━━━━━ PROVIDED RECORDS

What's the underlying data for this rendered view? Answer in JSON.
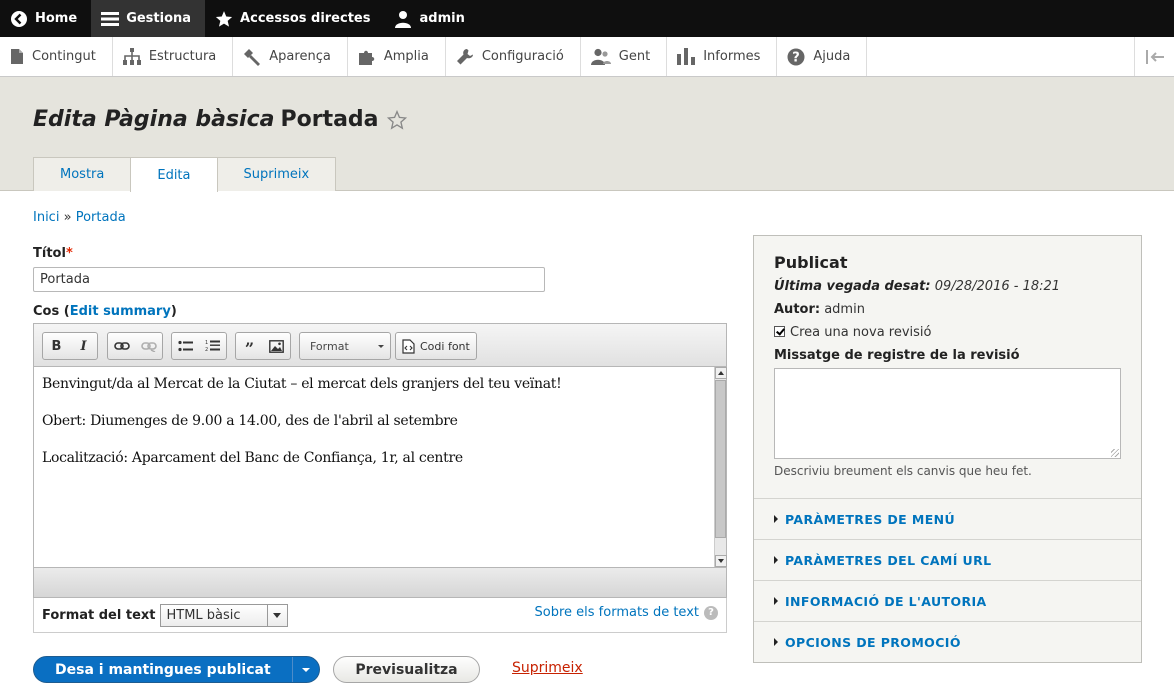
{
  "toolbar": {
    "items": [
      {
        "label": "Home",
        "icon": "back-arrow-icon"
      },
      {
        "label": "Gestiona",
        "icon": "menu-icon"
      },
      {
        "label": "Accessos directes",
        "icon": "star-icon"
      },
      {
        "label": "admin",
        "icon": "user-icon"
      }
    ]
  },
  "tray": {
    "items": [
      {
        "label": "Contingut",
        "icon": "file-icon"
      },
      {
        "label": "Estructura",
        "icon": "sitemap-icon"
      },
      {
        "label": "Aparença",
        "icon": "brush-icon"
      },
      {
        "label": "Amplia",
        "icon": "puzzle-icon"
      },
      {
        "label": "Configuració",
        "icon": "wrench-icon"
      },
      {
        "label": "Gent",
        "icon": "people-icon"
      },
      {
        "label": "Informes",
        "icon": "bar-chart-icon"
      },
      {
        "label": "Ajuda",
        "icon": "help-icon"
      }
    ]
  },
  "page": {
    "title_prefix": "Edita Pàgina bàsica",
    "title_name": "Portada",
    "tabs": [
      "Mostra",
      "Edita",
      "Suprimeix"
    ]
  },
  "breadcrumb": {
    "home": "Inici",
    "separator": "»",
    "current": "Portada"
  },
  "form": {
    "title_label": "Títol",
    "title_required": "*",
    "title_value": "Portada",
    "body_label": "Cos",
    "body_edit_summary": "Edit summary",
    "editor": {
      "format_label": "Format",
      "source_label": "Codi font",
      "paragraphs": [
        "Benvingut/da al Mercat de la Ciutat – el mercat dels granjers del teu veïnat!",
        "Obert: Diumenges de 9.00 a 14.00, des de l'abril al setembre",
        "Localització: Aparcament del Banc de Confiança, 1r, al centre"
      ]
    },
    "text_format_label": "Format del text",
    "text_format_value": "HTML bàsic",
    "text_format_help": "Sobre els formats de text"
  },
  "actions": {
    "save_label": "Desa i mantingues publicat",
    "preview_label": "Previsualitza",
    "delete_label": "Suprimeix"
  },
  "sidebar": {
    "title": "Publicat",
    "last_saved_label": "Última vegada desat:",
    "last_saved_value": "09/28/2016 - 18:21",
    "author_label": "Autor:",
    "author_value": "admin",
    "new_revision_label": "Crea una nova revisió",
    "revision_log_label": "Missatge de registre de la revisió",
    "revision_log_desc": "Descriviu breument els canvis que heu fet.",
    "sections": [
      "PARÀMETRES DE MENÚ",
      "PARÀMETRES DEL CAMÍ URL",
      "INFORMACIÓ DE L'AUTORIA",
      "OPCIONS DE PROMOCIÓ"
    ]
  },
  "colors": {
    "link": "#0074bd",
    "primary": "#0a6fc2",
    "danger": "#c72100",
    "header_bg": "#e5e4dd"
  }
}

━━━━━━━━━━

#### BRIEF
Leaving all pictures aside, quote each record exactly.

#### SOLUTION BELOW
What's the underlying data for this rendered view? Answer in JSON.
{
  "toolbar": {
    "items": [
      {
        "label": "Home",
        "icon": "back-arrow-icon"
      },
      {
        "label": "Gestiona",
        "icon": "menu-icon"
      },
      {
        "label": "Accessos directes",
        "icon": "star-icon"
      },
      {
        "label": "admin",
        "icon": "user-icon"
      }
    ]
  },
  "tray": {
    "items": [
      {
        "label": "Contingut",
        "icon": "file-icon"
      },
      {
        "label": "Estructura",
        "icon": "sitemap-icon"
      },
      {
        "label": "Aparença",
        "icon": "brush-icon"
      },
      {
        "label": "Amplia",
        "icon": "puzzle-icon"
      },
      {
        "label": "Configuració",
        "icon": "wrench-icon"
      },
      {
        "label": "Gent",
        "icon": "people-icon"
      },
      {
        "label": "Informes",
        "icon": "bar-chart-icon"
      },
      {
        "label": "Ajuda",
        "icon": "help-icon"
      }
    ]
  },
  "page": {
    "title_prefix": "Edita Pàgina bàsica",
    "title_name": "Portada",
    "tabs": [
      "Mostra",
      "Edita",
      "Suprimeix"
    ]
  },
  "breadcrumb": {
    "home": "Inici",
    "separator": "»",
    "current": "Portada"
  },
  "form": {
    "title_label": "Títol",
    "title_required": "*",
    "title_value": "Portada",
    "body_label": "Cos",
    "body_edit_summary": "Edit summary",
    "editor": {
      "format_label": "Format",
      "source_label": "Codi font",
      "paragraphs": [
        "Benvingut/da al Mercat de la Ciutat – el mercat dels granjers del teu veïnat!",
        "Obert: Diumenges de 9.00 a 14.00, des de l'abril al setembre",
        "Localització: Aparcament del Banc de Confiança, 1r, al centre"
      ]
    },
    "text_format_label": "Format del text",
    "text_format_value": "HTML bàsic",
    "text_format_help": "Sobre els formats de text"
  },
  "actions": {
    "save_label": "Desa i mantingues publicat",
    "preview_label": "Previsualitza",
    "delete_label": "Suprimeix"
  },
  "sidebar": {
    "title": "Publicat",
    "last_saved_label": "Última vegada desat:",
    "last_saved_value": "09/28/2016 - 18:21",
    "author_label": "Autor:",
    "author_value": "admin",
    "new_revision_label": "Crea una nova revisió",
    "revision_log_label": "Missatge de registre de la revisió",
    "revision_log_desc": "Descriviu breument els canvis que heu fet.",
    "sections": [
      "PARÀMETRES DE MENÚ",
      "PARÀMETRES DEL CAMÍ URL",
      "INFORMACIÓ DE L'AUTORIA",
      "OPCIONS DE PROMOCIÓ"
    ]
  },
  "colors": {
    "link": "#0074bd",
    "primary": "#0a6fc2",
    "danger": "#c72100",
    "header_bg": "#e5e4dd"
  }
}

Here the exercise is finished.